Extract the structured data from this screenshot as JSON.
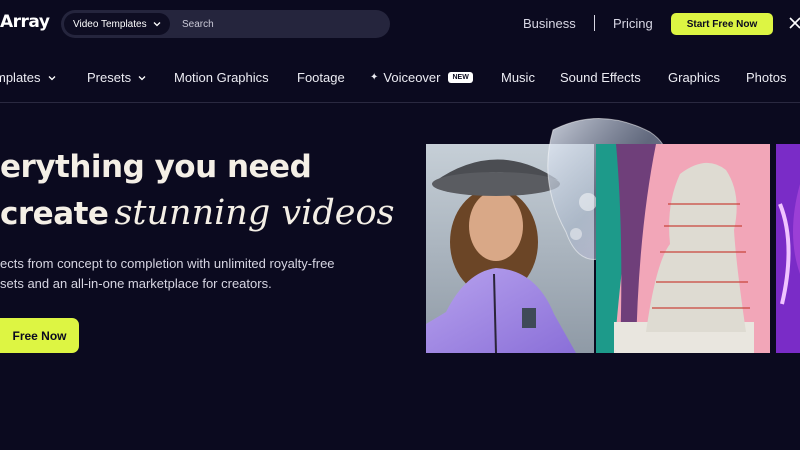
{
  "header": {
    "logo_text": "Array",
    "search": {
      "category": "Video Templates",
      "placeholder": "Search"
    },
    "links": {
      "business": "Business",
      "pricing": "Pricing"
    },
    "cta": "Start Free Now"
  },
  "category_nav": {
    "items": [
      {
        "label": "mplates",
        "has_dropdown": true
      },
      {
        "label": "Presets",
        "has_dropdown": true
      },
      {
        "label": "Motion Graphics"
      },
      {
        "label": "Footage"
      },
      {
        "label": "Voiceover",
        "badge": "NEW",
        "icon": "sparkle-icon"
      },
      {
        "label": "Music"
      },
      {
        "label": "Sound Effects"
      },
      {
        "label": "Graphics"
      },
      {
        "label": "Photos"
      }
    ]
  },
  "hero": {
    "headline_line1": "erything you need",
    "headline_line2_plain": "create",
    "headline_line2_script": "stunning videos",
    "subtext_line1": "ects from concept to completion with unlimited royalty-free",
    "subtext_line2": "sets and an all-in-one marketplace for creators.",
    "cta": "Free Now"
  },
  "colors": {
    "background": "#0b0a1f",
    "accent": "#ddf543",
    "text_cream": "#f4efe6"
  }
}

__________

DIRECTIVE
All the records above need to be given again word for word. Skip the pictures.

WRITTEN SOLUTION
Extract the structured data from this screenshot as JSON.
{
  "header": {
    "logo_text": "Array",
    "search": {
      "category": "Video Templates",
      "placeholder": "Search"
    },
    "links": {
      "business": "Business",
      "pricing": "Pricing"
    },
    "cta": "Start Free Now"
  },
  "category_nav": {
    "items": [
      {
        "label": "mplates",
        "has_dropdown": true
      },
      {
        "label": "Presets",
        "has_dropdown": true
      },
      {
        "label": "Motion Graphics"
      },
      {
        "label": "Footage"
      },
      {
        "label": "Voiceover",
        "badge": "NEW",
        "icon": "sparkle-icon"
      },
      {
        "label": "Music"
      },
      {
        "label": "Sound Effects"
      },
      {
        "label": "Graphics"
      },
      {
        "label": "Photos"
      }
    ]
  },
  "hero": {
    "headline_line1": "erything you need",
    "headline_line2_plain": "create",
    "headline_line2_script": "stunning videos",
    "subtext_line1": "ects from concept to completion with unlimited royalty-free",
    "subtext_line2": "sets and an all-in-one marketplace for creators.",
    "cta": "Free Now"
  },
  "colors": {
    "background": "#0b0a1f",
    "accent": "#ddf543",
    "text_cream": "#f4efe6"
  }
}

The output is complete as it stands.